• **The problem**
Where a line of the material contains the string "text", copy that line.

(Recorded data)

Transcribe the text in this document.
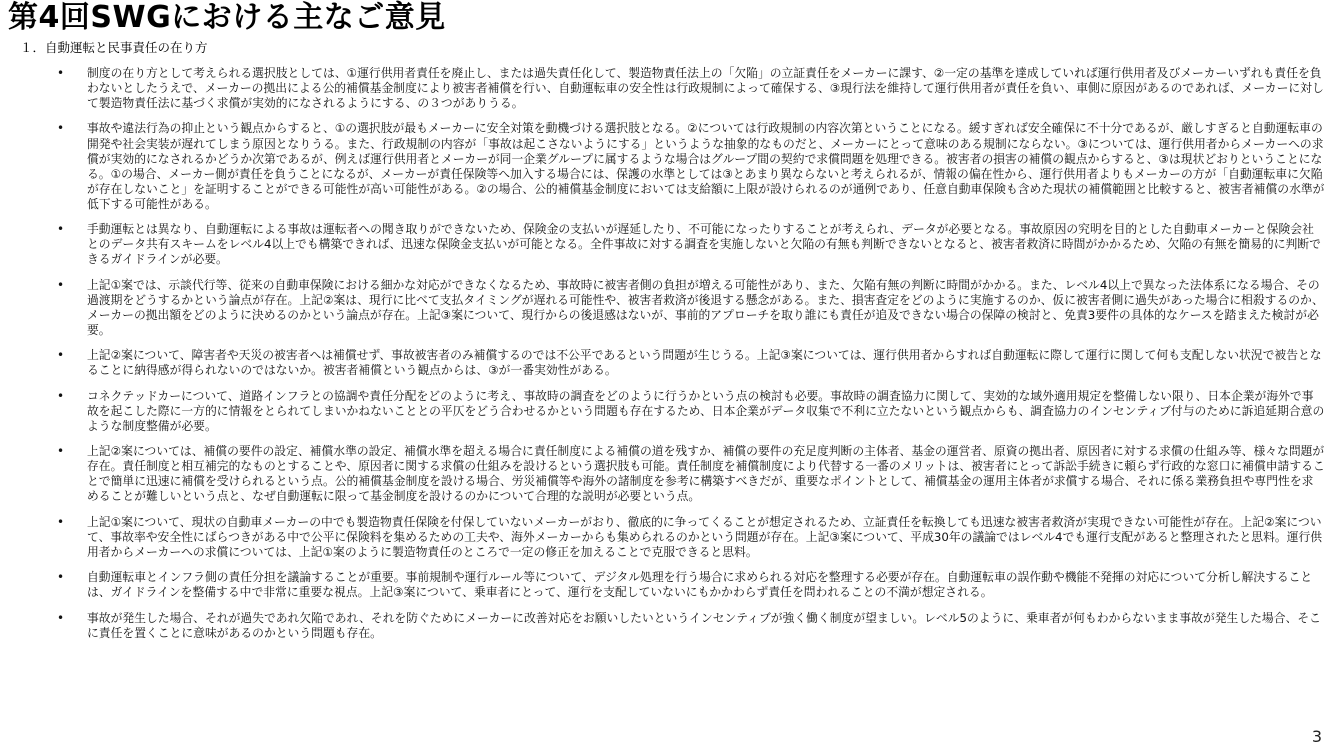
第4回SWGにおける主なご意見
１．自動運転と民事責任の在り方
• 制度の在り方として考えられる選択肢としては、①運行供用者責任を廃止し、または過失責任化して、製造物責任法上の「欠陥」の立証責任をメーカーに課す、②一定の基準を達成していれば運行供用者及びメーカーいずれも責任を負わないとしたうえで、メーカーの拠出による公的補償基金制度により被害者補償を行い、自動運転車の安全性は行政規制によって確保する、③現行法を維持して運行供用者が責任を負い、車側に原因があるのであれば、メーカーに対して製造物責任法に基づく求償が実効的になされるようにする、の３つがありうる。
• 事故や違法行為の抑止という観点からすると、①の選択肢が最もメーカーに安全対策を動機づける選択肢となる。②については行政規制の内容次第ということになる。緩すぎれば安全確保に不十分であるが、厳しすぎると自動運転車の開発や社会実装が遅れてしまう原因となりうる。また、行政規制の内容が「事故は起こさないようにする」というような抽象的なものだと、メーカーにとって意味のある規制にならない。③については、運行供用者からメーカーへの求償が実効的になされるかどうか次第であるが、例えば運行供用者とメーカーが同一企業グループに属するような場合はグループ間の契約で求償問題を処理できる。被害者の損害の補償の観点からすると、③は現状どおりということになる。①の場合、メーカー側が責任を負うことになるが、メーカーが責任保険等へ加入する場合には、保護の水準としては③とあまり異ならないと考えられるが、情報の偏在性から、運行供用者よりもメーカーの方が「自動運転車に欠陥が存在しないこと」を証明することができる可能性が高い可能性がある。②の場合、公的補償基金制度においては支給額に上限が設けられるのが通例であり、任意自動車保険も含めた現状の補償範囲と比較すると、被害者補償の水準が低下する可能性がある。
• 手動運転とは異なり、自動運転による事故は運転者への聞き取りができないため、保険金の支払いが遅延したり、不可能になったりすることが考えられ、データが必要となる。事故原因の究明を目的とした自動車メーカーと保険会社とのデータ共有スキームをレベル4以上でも構築できれば、迅速な保険金支払いが可能となる。全件事故に対する調査を実施しないと欠陥の有無も判断できないとなると、被害者救済に時間がかかるため、欠陥の有無を簡易的に判断できるガイドラインが必要。
• 上記①案では、示談代行等、従来の自動車保険における細かな対応ができなくなるため、事故時に被害者側の負担が増える可能性があり、また、欠陥有無の判断に時間がかかる。また、レベル4以上で異なった法体系になる場合、その過渡期をどうするかという論点が存在。上記②案は、現行に比べて支払タイミングが遅れる可能性や、被害者救済が後退する懸念がある。また、損害査定をどのように実施するのか、仮に被害者側に過失があった場合に相殺するのか、メーカーの拠出額をどのように決めるのかという論点が存在。上記③案について、現行からの後退感はないが、事前的アプローチを取り誰にも責任が追及できない場合の保障の検討と、免責3要件の具体的なケースを踏まえた検討が必要。
• 上記②案について、障害者や天災の被害者へは補償せず、事故被害者のみ補償するのでは不公平であるという問題が生じうる。上記③案については、運行供用者からすれば自動運転に際して運行に関して何も支配しない状況で被告となることに納得感が得られないのではないか。被害者補償という観点からは、③が一番実効性がある。
• コネクテッドカーについて、道路インフラとの協調や責任分配をどのように考え、事故時の調査をどのように行うかという点の検討も必要。事故時の調査協力に関して、実効的な域外適用規定を整備しない限り、日本企業が海外で事故を起こした際に一方的に情報をとられてしまいかねないこととの平仄をどう合わせるかという問題も存在するため、日本企業がデータ収集で不利に立たないという観点からも、調査協力のインセンティブ付与のために訴追延期合意のような制度整備が必要。
• 上記②案については、補償の要件の設定、補償水準の設定、補償水準を超える場合に責任制度による補償の道を残すか、補償の要件の充足度判断の主体者、基金の運営者、原資の拠出者、原因者に対する求償の仕組み等、様々な問題が存在。責任制度と相互補完的なものとすることや、原因者に関する求償の仕組みを設けるという選択肢も可能。責任制度を補償制度により代替する一番のメリットは、被害者にとって訴訟手続きに頼らず行政的な窓口に補償申請することで簡単に迅速に補償を受けられるという点。公的補償基金制度を設ける場合、労災補償等や海外の諸制度を参考に構築すべきだが、重要なポイントとして、補償基金の運用主体者が求償する場合、それに係る業務負担や専門性を求めることが難しいという点と、なぜ自動運転に限って基金制度を設けるのかについて合理的な説明が必要という点。
• 上記①案について、現状の自動車メーカーの中でも製造物責任保険を付保していないメーカーがおり、徹底的に争ってくることが想定されるため、立証責任を転換しても迅速な被害者救済が実現できない可能性が存在。上記②案について、事故率や安全性にばらつきがある中で公平に保険料を集めるための工夫や、海外メーカーからも集められるのかという問題が存在。上記③案について、平成30年の議論ではレベル4でも運行支配があると整理されたと思料。運行供用者からメーカーへの求償については、上記①案のように製造物責任のところで一定の修正を加えることで克服できると思料。
• 自動運転車とインフラ側の責任分担を議論することが重要。事前規制や運行ルール等について、デジタル処理を行う場合に求められる対応を整理する必要が存在。自動運転車の誤作動や機能不発揮の対応について分析し解決することは、ガイドラインを整備する中で非常に重要な視点。上記③案について、乗車者にとって、運行を支配していないにもかかわらず責任を問われることの不満が想定される。
• 事故が発生した場合、それが過失であれ欠陥であれ、それを防ぐためにメーカーに改善対応をお願いしたいというインセンティブが強く働く制度が望ましい。レベル5のように、乗車者が何もわからないまま事故が発生した場合、そこに責任を置くことに意味があるのかという問題も存在。
3
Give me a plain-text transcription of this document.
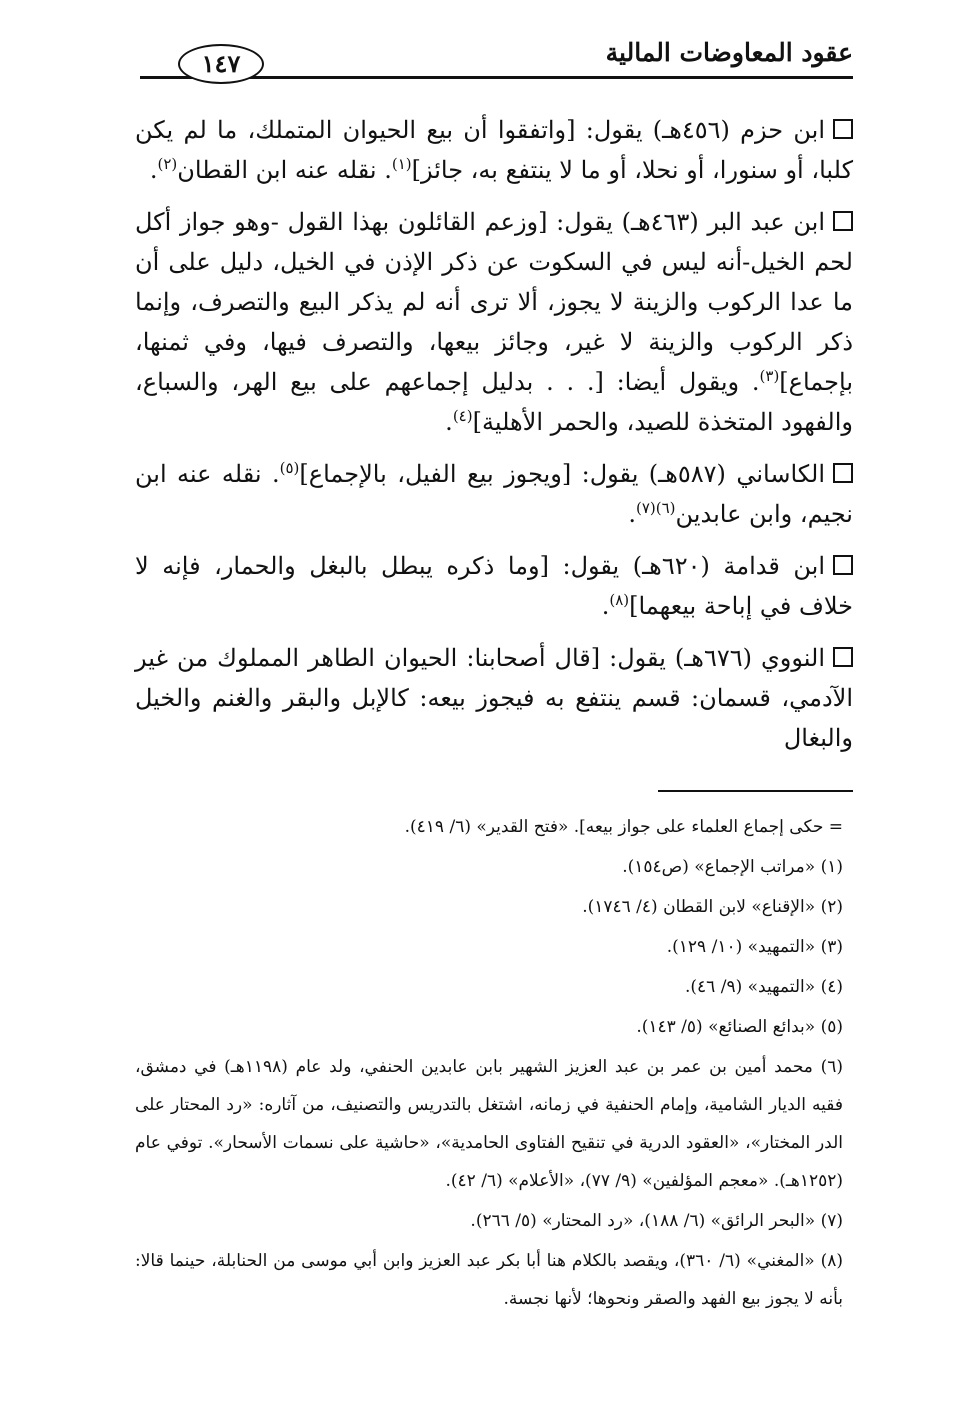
عقود المعاوضات المالية
١٤٧

ابن حزم (٤٥٦هـ) يقول: [واتفقوا أن بيع الحيوان المتملك، ما لم يكن كلبا، أو سنورا، أو نحلا، أو ما لا ينتفع به، جائز]$^{(١)}$. نقله عنه ابن القطان$^{(٢)}$.

ابن عبد البر (٤٦٣هـ) يقول: [وزعم القائلون بهذا القول -وهو جواز أكل لحم الخيل-أنه ليس في السكوت عن ذكر الإذن في الخيل، دليل على أن ما عدا الركوب والزينة لا يجوز، ألا ترى أنه لم يذكر البيع والتصرف، وإنما ذكر الركوب والزينة لا غير، وجائز بيعها، والتصرف فيها، وفي ثمنها، بإجماع]$^{(٣)}$. ويقول أيضا: [. . . بدليل إجماعهم على بيع الهر، والسباع، والفهود المتخذة للصيد، والحمر الأهلية]$^{(٤)}$.

الكاساني (٥٨٧هـ) يقول: [ويجوز بيع الفيل، بالإجماع]$^{(٥)}$. نقله عنه ابن نجيم، وابن عابدين$^{(٦)(٧)}$.

ابن قدامة (٦٢٠هـ) يقول: [وما ذكره يبطل بالبغل والحمار، فإنه لا خلاف في إباحة بيعهما]$^{(٨)}$.

النووي (٦٧٦هـ) يقول: [قال أصحابنا: الحيوان الطاهر المملوك من غير الآدمي، قسمان: قسم ينتفع به فيجوز بيعه: كالإبل والبقر والغنم والخيل والبغال

= حكى إجماع العلماء على جواز بيعه]. «فتح القدير» (٦/ ٤١٩).

(١) «مراتب الإجماع» (ص١٥٤).

(٢) «الإقناع» لابن القطان (٤/ ١٧٤٦).

(٣) «التمهيد» (١٠/ ١٢٩).

(٤) «التمهيد» (٩/ ٤٦).

(٥) «بدائع الصنائع» (٥/ ١٤٣).

(٦) محمد أمين بن عمر بن عبد العزيز الشهير بابن عابدين الحنفي، ولد عام (١١٩٨هـ) في دمشق، فقيه الديار الشامية، وإمام الحنفية في زمانه، اشتغل بالتدريس والتصنيف، من آثاره: «رد المحتار على الدر المختار»، «العقود الدرية في تنقيح الفتاوى الحامدية»، «حاشية على نسمات الأسحار». توفي عام (١٢٥٢هـ). «معجم المؤلفين» (٩/ ٧٧)، «الأعلام» (٦/ ٤٢).

(٧) «البحر الرائق» (٦/ ١٨٨)، «رد المحتار» (٥/ ٢٦٦).

(٨) «المغني» (٦/ ٣٦٠)، ويقصد بالكلام هنا أبا بكر عبد العزيز وابن أبي موسى من الحنابلة، حينما قالا: بأنه لا يجوز بيع الفهد والصقر ونحوها؛ لأنها نجسة.
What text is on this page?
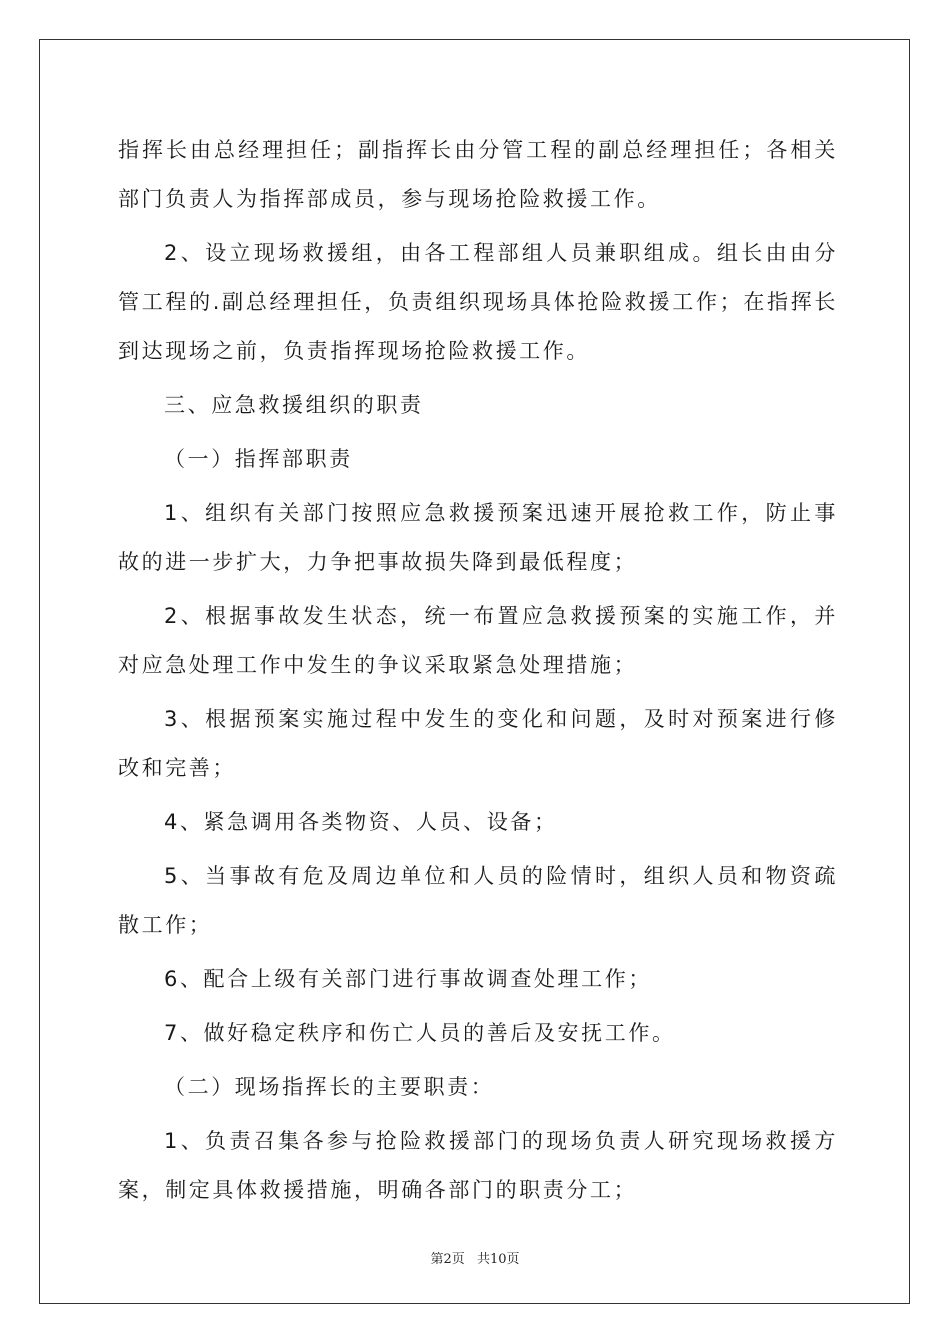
指挥长由总经理担任；副指挥长由分管工程的副总经理担任；各相关部门负责人为指挥部成员，参与现场抢险救援工作。

2、设立现场救援组，由各工程部组人员兼职组成。组长由由分管工程的.副总经理担任，负责组织现场具体抢险救援工作；在指挥长到达现场之前，负责指挥现场抢险救援工作。

三、应急救援组织的职责

（一）指挥部职责

1、组织有关部门按照应急救援预案迅速开展抢救工作，防止事故的进一步扩大，力争把事故损失降到最低程度；

2、根据事故发生状态，统一布置应急救援预案的实施工作，并对应急处理工作中发生的争议采取紧急处理措施；

3、根据预案实施过程中发生的变化和问题，及时对预案进行修改和完善；

4、紧急调用各类物资、人员、设备；

5、当事故有危及周边单位和人员的险情时，组织人员和物资疏散工作；

6、配合上级有关部门进行事故调查处理工作；

7、做好稳定秩序和伤亡人员的善后及安抚工作。

（二）现场指挥长的主要职责：

1、负责召集各参与抢险救援部门的现场负责人研究现场救援方案，制定具体救援措施，明确各部门的职责分工；

第2页 共10页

• **Response to the task**
Transcribe the text in this document.
Give me a plain-text transcription of this document.
What text is on this page?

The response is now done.